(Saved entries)
*****

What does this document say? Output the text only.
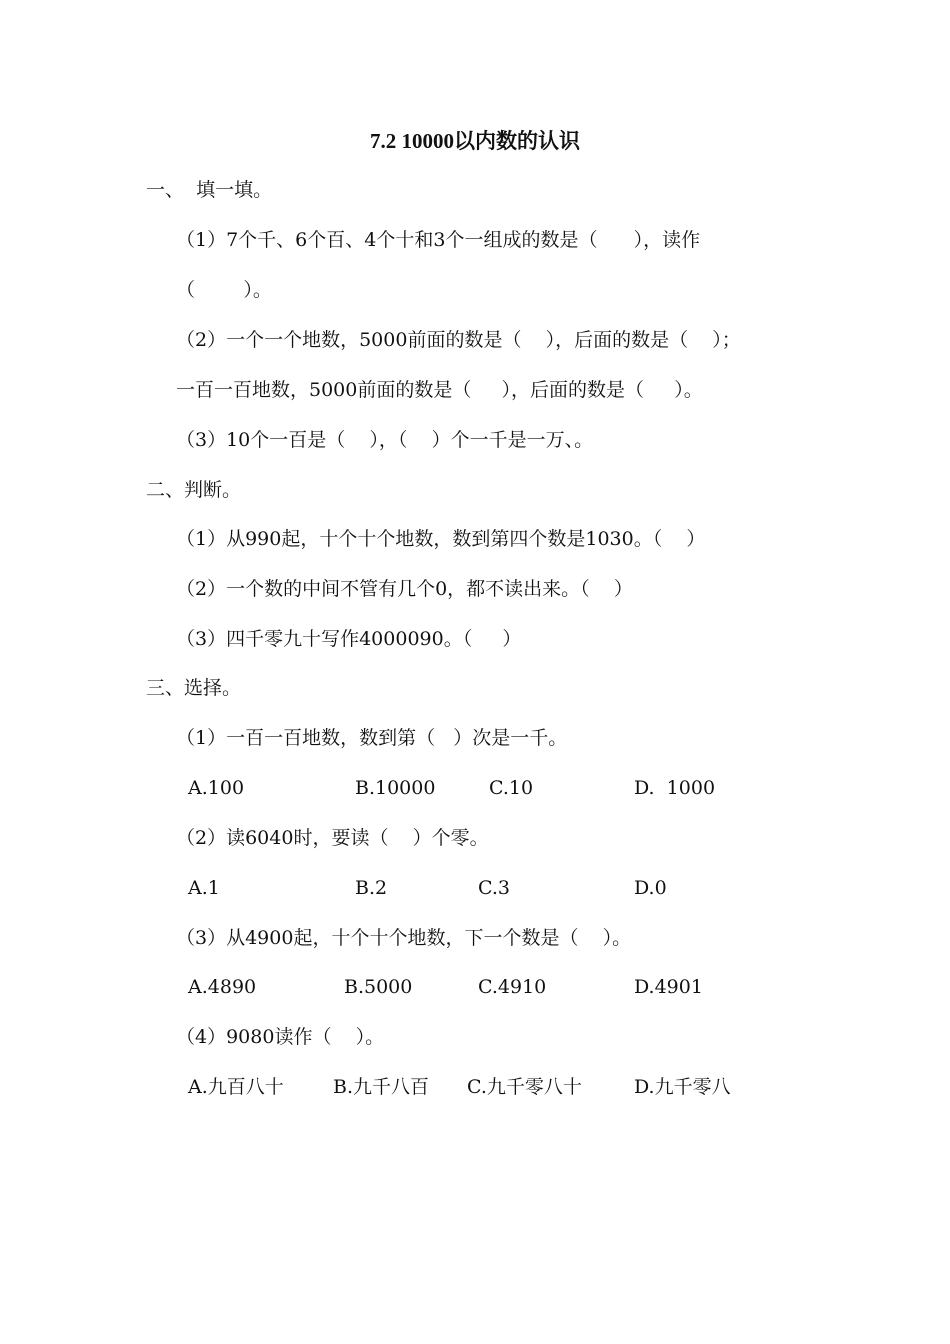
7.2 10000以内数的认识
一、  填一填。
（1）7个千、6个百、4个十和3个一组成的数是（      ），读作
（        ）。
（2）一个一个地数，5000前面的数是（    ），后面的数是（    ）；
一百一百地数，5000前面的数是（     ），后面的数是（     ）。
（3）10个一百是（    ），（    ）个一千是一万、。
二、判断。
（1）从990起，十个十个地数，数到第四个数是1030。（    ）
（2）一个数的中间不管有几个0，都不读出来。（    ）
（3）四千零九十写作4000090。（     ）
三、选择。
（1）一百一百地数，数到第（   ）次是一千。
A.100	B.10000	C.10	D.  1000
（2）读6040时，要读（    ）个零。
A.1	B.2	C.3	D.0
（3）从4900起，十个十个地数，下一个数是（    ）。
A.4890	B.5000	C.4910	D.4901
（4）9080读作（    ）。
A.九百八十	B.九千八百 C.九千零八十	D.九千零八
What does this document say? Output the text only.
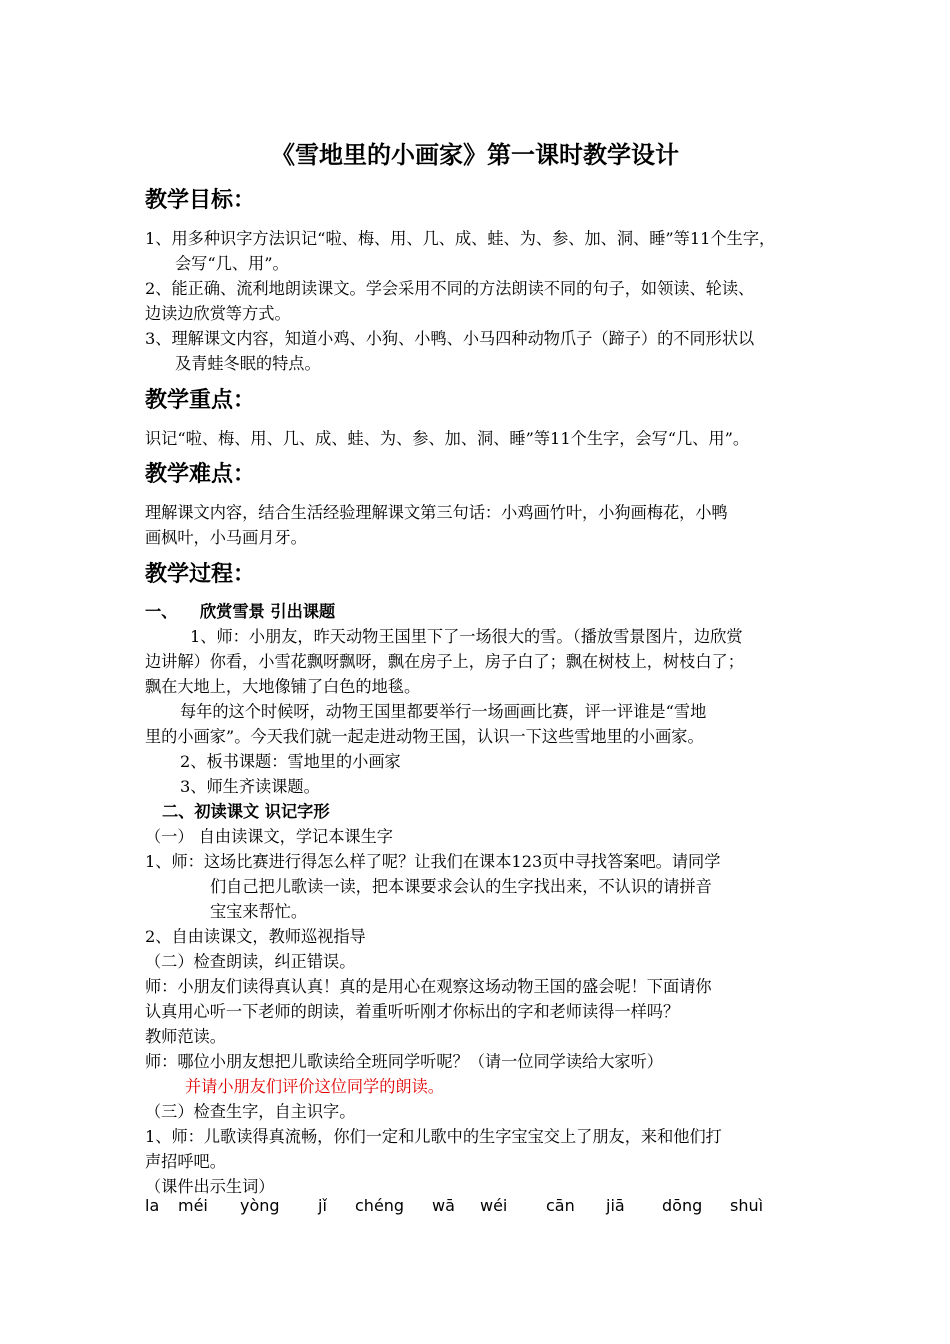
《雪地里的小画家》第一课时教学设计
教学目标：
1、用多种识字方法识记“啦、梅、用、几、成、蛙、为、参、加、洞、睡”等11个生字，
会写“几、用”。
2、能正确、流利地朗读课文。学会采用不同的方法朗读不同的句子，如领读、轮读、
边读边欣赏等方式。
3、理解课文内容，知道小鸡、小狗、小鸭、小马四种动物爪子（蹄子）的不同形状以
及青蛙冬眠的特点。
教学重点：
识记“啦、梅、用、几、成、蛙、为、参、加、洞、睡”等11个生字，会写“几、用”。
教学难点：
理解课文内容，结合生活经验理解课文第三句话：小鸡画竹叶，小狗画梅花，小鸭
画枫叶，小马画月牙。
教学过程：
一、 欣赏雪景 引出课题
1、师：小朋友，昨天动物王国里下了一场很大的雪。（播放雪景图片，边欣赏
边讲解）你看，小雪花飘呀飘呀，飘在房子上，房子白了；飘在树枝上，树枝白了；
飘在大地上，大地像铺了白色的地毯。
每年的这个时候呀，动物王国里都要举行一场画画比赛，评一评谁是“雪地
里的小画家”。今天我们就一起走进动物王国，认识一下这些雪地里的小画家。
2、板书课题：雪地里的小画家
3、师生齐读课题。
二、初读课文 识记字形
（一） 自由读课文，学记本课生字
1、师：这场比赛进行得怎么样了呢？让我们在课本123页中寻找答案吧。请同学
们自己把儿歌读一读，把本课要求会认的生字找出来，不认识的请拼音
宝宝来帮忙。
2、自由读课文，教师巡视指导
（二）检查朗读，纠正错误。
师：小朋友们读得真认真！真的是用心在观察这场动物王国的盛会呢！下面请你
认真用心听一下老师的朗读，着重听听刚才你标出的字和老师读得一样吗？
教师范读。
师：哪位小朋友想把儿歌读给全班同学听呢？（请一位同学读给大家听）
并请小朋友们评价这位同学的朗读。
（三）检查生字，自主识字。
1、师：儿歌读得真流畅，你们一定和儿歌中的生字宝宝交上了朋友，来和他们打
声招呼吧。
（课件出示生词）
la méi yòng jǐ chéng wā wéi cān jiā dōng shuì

*****

## CHALLENGE
Repeat every record above exactly, but leave out any pictures.

## ANSWER IN FULL
What does this document say? Output the text only.
7.2 10000以内数的认识
一、  填一填。
（1）7个千、6个百、4个十和3个一组成的数是（      ），读作
（        ）。
（2）一个一个地数，5000前面的数是（    ），后面的数是（    ）；
一百一百地数，5000前面的数是（     ），后面的数是（     ）。
（3）10个一百是（    ），（    ）个一千是一万、。
二、判断。
（1）从990起，十个十个地数，数到第四个数是1030。（    ）
（2）一个数的中间不管有几个0，都不读出来。（    ）
（3）四千零九十写作4000090。（     ）
三、选择。
（1）一百一百地数，数到第（   ）次是一千。
A.100	B.10000	C.10	D.  1000
（2）读6040时，要读（    ）个零。
A.1	B.2	C.3	D.0
（3）从4900起，十个十个地数，下一个数是（    ）。
A.4890	B.5000	C.4910	D.4901
（4）9080读作（    ）。
A.九百八十	B.九千八百 C.九千零八十	D.九千零八
What does this document say? Output the text only.
《雪地里的小画家》第一课时教学设计
教学目标：
1、用多种识字方法识记“啦、梅、用、几、成、蛙、为、参、加、洞、睡”等11个生字，
会写“几、用”。
2、能正确、流利地朗读课文。学会采用不同的方法朗读不同的句子，如领读、轮读、
边读边欣赏等方式。
3、理解课文内容，知道小鸡、小狗、小鸭、小马四种动物爪子（蹄子）的不同形状以
及青蛙冬眠的特点。
教学重点：
识记“啦、梅、用、几、成、蛙、为、参、加、洞、睡”等11个生字，会写“几、用”。
教学难点：
理解课文内容，结合生活经验理解课文第三句话：小鸡画竹叶，小狗画梅花，小鸭
画枫叶，小马画月牙。
教学过程：
一、 欣赏雪景 引出课题
1、师：小朋友，昨天动物王国里下了一场很大的雪。（播放雪景图片，边欣赏
边讲解）你看，小雪花飘呀飘呀，飘在房子上，房子白了；飘在树枝上，树枝白了；
飘在大地上，大地像铺了白色的地毯。
每年的这个时候呀，动物王国里都要举行一场画画比赛，评一评谁是“雪地
里的小画家”。今天我们就一起走进动物王国，认识一下这些雪地里的小画家。
2、板书课题：雪地里的小画家
3、师生齐读课题。
二、初读课文 识记字形
（一） 自由读课文，学记本课生字
1、师：这场比赛进行得怎么样了呢？让我们在课本123页中寻找答案吧。请同学
们自己把儿歌读一读，把本课要求会认的生字找出来，不认识的请拼音
宝宝来帮忙。
2、自由读课文，教师巡视指导
（二）检查朗读，纠正错误。
师：小朋友们读得真认真！真的是用心在观察这场动物王国的盛会呢！下面请你
认真用心听一下老师的朗读，着重听听刚才你标出的字和老师读得一样吗？
教师范读。
师：哪位小朋友想把儿歌读给全班同学听呢？（请一位同学读给大家听）
并请小朋友们评价这位同学的朗读。
（三）检查生字，自主识字。
1、师：儿歌读得真流畅，你们一定和儿歌中的生字宝宝交上了朋友，来和他们打
声招呼吧。
（课件出示生词）
la méi yòng jǐ chéng wā wéi cān jiā dōng shuì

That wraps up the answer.